● Extracted data entries:
▬▬▬

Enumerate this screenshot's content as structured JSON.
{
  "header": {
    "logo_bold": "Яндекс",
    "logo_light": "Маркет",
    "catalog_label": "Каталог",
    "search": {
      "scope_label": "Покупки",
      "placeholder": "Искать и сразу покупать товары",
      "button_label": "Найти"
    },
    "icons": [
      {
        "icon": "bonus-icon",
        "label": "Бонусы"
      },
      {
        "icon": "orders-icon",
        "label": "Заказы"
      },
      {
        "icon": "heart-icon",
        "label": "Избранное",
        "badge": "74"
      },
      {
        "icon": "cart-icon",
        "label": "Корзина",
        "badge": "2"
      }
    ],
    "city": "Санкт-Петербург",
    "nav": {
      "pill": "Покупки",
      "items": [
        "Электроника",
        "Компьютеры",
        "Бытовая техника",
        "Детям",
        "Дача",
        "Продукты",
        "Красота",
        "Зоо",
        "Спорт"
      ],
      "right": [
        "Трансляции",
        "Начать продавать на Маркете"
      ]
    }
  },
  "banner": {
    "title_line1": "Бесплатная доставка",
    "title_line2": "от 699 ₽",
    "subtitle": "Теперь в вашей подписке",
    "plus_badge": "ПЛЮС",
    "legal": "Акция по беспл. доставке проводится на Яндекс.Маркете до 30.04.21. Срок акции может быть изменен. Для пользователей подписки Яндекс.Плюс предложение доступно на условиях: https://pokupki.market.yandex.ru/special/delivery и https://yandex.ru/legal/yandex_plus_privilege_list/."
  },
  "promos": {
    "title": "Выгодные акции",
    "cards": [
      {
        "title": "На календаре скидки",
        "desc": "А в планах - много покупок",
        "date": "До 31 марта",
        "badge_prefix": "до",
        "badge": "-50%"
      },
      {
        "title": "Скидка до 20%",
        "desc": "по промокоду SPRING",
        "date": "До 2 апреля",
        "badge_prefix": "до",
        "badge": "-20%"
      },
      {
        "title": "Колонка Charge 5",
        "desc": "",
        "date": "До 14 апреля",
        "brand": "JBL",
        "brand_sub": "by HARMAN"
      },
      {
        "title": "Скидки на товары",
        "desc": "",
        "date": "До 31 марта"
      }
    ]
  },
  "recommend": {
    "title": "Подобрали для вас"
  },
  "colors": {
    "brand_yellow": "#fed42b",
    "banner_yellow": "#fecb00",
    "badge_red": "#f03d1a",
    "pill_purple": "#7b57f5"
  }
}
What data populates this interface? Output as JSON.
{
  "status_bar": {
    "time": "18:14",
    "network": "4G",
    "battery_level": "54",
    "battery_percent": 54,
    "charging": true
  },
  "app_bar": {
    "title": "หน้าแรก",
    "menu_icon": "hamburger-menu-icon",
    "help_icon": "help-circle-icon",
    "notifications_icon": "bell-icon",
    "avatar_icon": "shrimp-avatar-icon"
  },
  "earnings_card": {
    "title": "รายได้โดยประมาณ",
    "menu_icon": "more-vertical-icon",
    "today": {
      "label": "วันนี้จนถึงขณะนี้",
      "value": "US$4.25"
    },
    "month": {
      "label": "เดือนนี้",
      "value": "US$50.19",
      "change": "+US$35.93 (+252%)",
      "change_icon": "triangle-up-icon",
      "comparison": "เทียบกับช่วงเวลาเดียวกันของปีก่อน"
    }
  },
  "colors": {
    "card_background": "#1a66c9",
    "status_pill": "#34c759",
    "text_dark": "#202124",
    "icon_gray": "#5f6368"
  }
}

▬▬▬

● Request: Reproduce, exactly and with nothing added, the lines from the one that includes "What data populates" through the last line of the material.

● Solution to this exercise:
What data populates this interface? Output as JSON.
{
  "status_bar": {
    "time": "18:14",
    "network": "4G",
    "battery_level": "54",
    "battery_percent": 54,
    "charging": true
  },
  "app_bar": {
    "title": "หน้าแรก",
    "menu_icon": "hamburger-menu-icon",
    "help_icon": "help-circle-icon",
    "notifications_icon": "bell-icon",
    "avatar_icon": "shrimp-avatar-icon"
  },
  "earnings_card": {
    "title": "รายได้โดยประมาณ",
    "menu_icon": "more-vertical-icon",
    "today": {
      "label": "วันนี้จนถึงขณะนี้",
      "value": "US$4.25"
    },
    "month": {
      "label": "เดือนนี้",
      "value": "US$50.19",
      "change": "+US$35.93 (+252%)",
      "change_icon": "triangle-up-icon",
      "comparison": "เทียบกับช่วงเวลาเดียวกันของปีก่อน"
    }
  },
  "colors": {
    "card_background": "#1a66c9",
    "status_pill": "#34c759",
    "text_dark": "#202124",
    "icon_gray": "#5f6368"
  }
}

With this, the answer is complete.